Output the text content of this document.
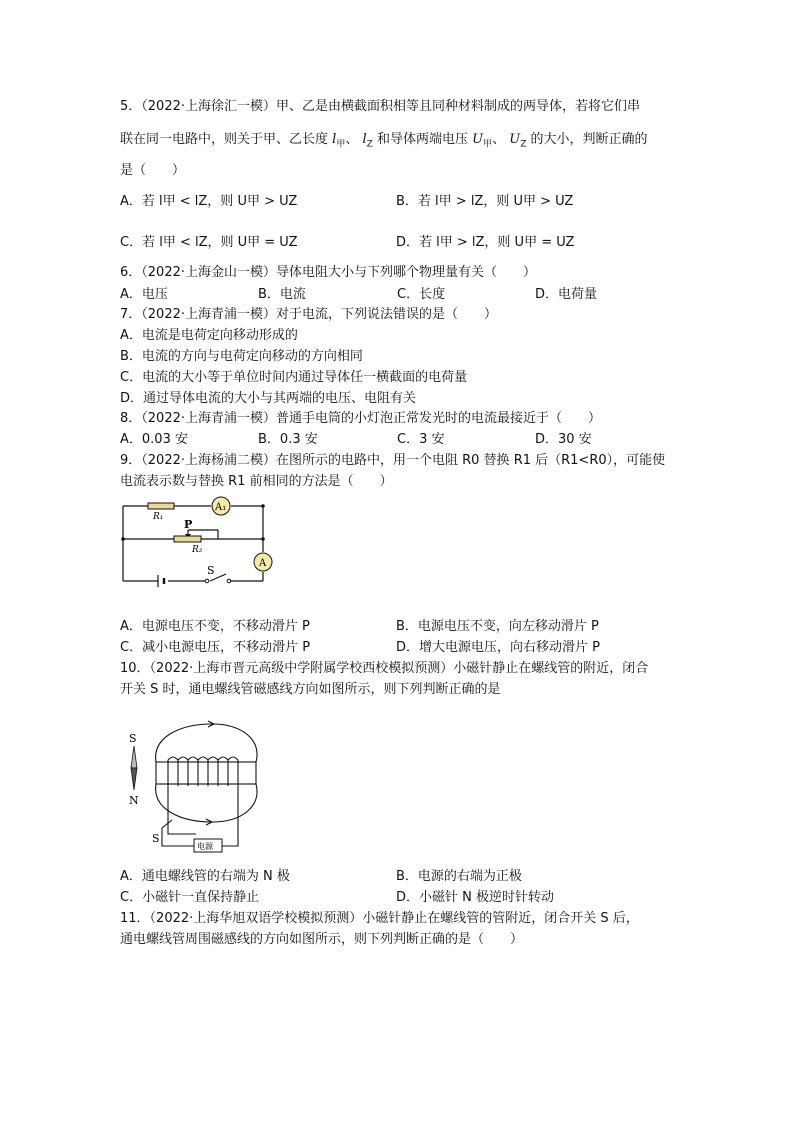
5．（2022·上海徐汇一模）甲、乙是由横截面积相等且同种材料制成的两导体，若将它们串
联在同一电路中，则关于甲、乙长度 $l_甲$、 $l_Z$ 和导体两端电压 $U_甲$、 $U_Z$ 的大小，判断正确的
是（　　）
A．若 l甲 < lZ，则 U甲 > UZ	B．若 l甲 > lZ，则 U甲 > UZ
C．若 l甲 < lZ，则 U甲 = UZ	D．若 l甲 > lZ，则 U甲 = UZ
6．（2022·上海金山一模）导体电阻大小与下列哪个物理量有关（　　）
A．电压	B．电流	C．长度	D．电荷量
7．（2022·上海青浦一模）对于电流，下列说法错误的是（　　）
A．电流是电荷定向移动形成的
B．电流的方向与电荷定向移动的方向相同
C．电流的大小等于单位时间内通过导体任一横截面的电荷量
D．通过导体电流的大小与其两端的电压、电阻有关
8．（2022·上海青浦一模）普通手电筒的小灯泡正常发光时的电流最接近于（　　）
A．0.03 安	B．0.3 安	C．3 安	D．30 安
9．（2022·上海杨浦二模）在图所示的电路中，用一个电阻 R0 替换 R1 后（R1<R0），可能使
电流表示数与替换 R1 前相同的方法是（　　）
R₁
P
R₂
A₁
A
S
A．电源电压不变，不移动滑片 P	B．电源电压不变，向左移动滑片 P
C．减小电源电压，不移动滑片 P	D．增大电源电压，向右移动滑片 P
10．（2022·上海市晋元高级中学附属学校西校模拟预测）小磁针静止在螺线管的附近，闭合
开关 S 时，通电螺线管磁感线方向如图所示，则下列判断正确的是
S
N
电源
S
A．通电螺线管的右端为 N 极	B．电源的右端为正极
C．小磁针一直保持静止	D．小磁针 N 极逆时针转动
11．（2022·上海华旭双语学校模拟预测）小磁针静止在螺线管的管附近，闭合开关 S 后，
通电螺线管周围磁感线的方向如图所示，则下列判断正确的是（　　）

···

• _Work to do_
Transcribe every record above exactly as written, leaving out any pictures.

• _Solution to this task_
Output the text content of this document.
5．（2022·上海徐汇一模）甲、乙是由横截面积相等且同种材料制成的两导体，若将它们串
联在同一电路中，则关于甲、乙长度 $l_甲$、 $l_Z$ 和导体两端电压 $U_甲$、 $U_Z$ 的大小，判断正确的
是（　　）
A．若 l甲 < lZ，则 U甲 > UZ	B．若 l甲 > lZ，则 U甲 > UZ
C．若 l甲 < lZ，则 U甲 = UZ	D．若 l甲 > lZ，则 U甲 = UZ
6．（2022·上海金山一模）导体电阻大小与下列哪个物理量有关（　　）
A．电压	B．电流	C．长度	D．电荷量
7．（2022·上海青浦一模）对于电流，下列说法错误的是（　　）
A．电流是电荷定向移动形成的
B．电流的方向与电荷定向移动的方向相同
C．电流的大小等于单位时间内通过导体任一横截面的电荷量
D．通过导体电流的大小与其两端的电压、电阻有关
8．（2022·上海青浦一模）普通手电筒的小灯泡正常发光时的电流最接近于（　　）
A．0.03 安	B．0.3 安	C．3 安	D．30 安
9．（2022·上海杨浦二模）在图所示的电路中，用一个电阻 R0 替换 R1 后（R1<R0），可能使
电流表示数与替换 R1 前相同的方法是（　　）
R₁
P
R₂
A₁
A
S
A．电源电压不变，不移动滑片 P	B．电源电压不变，向左移动滑片 P
C．减小电源电压，不移动滑片 P	D．增大电源电压，向右移动滑片 P
10．（2022·上海市晋元高级中学附属学校西校模拟预测）小磁针静止在螺线管的附近，闭合
开关 S 时，通电螺线管磁感线方向如图所示，则下列判断正确的是
S
N
电源
S
A．通电螺线管的右端为 N 极	B．电源的右端为正极
C．小磁针一直保持静止	D．小磁针 N 极逆时针转动
11．（2022·上海华旭双语学校模拟预测）小磁针静止在螺线管的管附近，闭合开关 S 后，
通电螺线管周围磁感线的方向如图所示，则下列判断正确的是（　　）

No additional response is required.